Check every line of the material below for "ЯГНЕНКА". Give the number of lines that have it, and only that.
____________________
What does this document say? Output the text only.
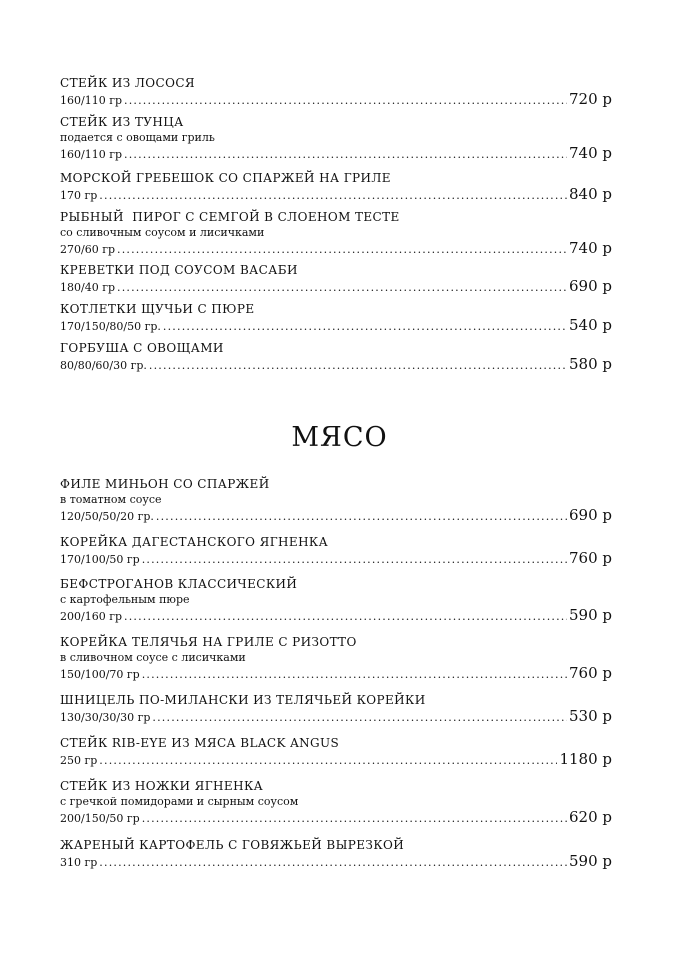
СТЕЙК ИЗ ЛОСОСЯ
160/110 гр .....	720 р
СТЕЙК ИЗ ТУНЦА
подается с овощами гриль
160/110 гр .....	740 р
МОРСКОЙ ГРЕБЕШОК СО СПАРЖЕЙ НА ГРИЛЕ
170 гр .....	840 р
РЫБНЫЙ  ПИРОГ С СЕМГОЙ В СЛОЕНОМ ТЕСТЕ
со сливочным соусом и лисичками
270/60 гр .....	740 р
КРЕВЕТКИ ПОД СОУСОМ ВАСАБИ
180/40 гр .....	690 р
КОТЛЕТКИ ЩУЧЬИ С ПЮРЕ
170/150/80/50 гр. .....	540 р
ГОРБУША С ОВОЩАМИ
80/80/60/30 гр. .....	580 р
МЯСО
ФИЛЕ МИНЬОН СО СПАРЖЕЙ
в томатном соусе
120/50/50/20 гр. .....	690 р
КОРЕЙКА ДАГЕСТАНСКОГО ЯГНЕНКА
170/100/50 гр .....	760 р
БЕФСТРОГАНОВ КЛАССИЧЕСКИЙ
с картофельным пюре
200/160 гр .....	590 р
КОРЕЙКА ТЕЛЯЧЬЯ НА ГРИЛЕ С РИЗОТТО
в сливочном соусе с лисичками
150/100/70 гр .....	760 р
ШНИЦЕЛЬ ПО-МИЛАНСКИ ИЗ ТЕЛЯЧЬЕЙ КОРЕЙКИ
130/30/30/30 гр .....	530 р
СТЕЙК RIB-EYE ИЗ МЯСА BLACK ANGUS
250 гр .....	1180 р
СТЕЙК ИЗ НОЖКИ ЯГНЕНКА
с гречкой помидорами и сырным соусом
200/150/50 гр .....	620 р
ЖАРЕНЫЙ КАРТОФЕЛЬ С ГОВЯЖЬЕЙ ВЫРЕЗКОЙ
310 гр .....	590 р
____________________
WRITTEN SOLUTION
2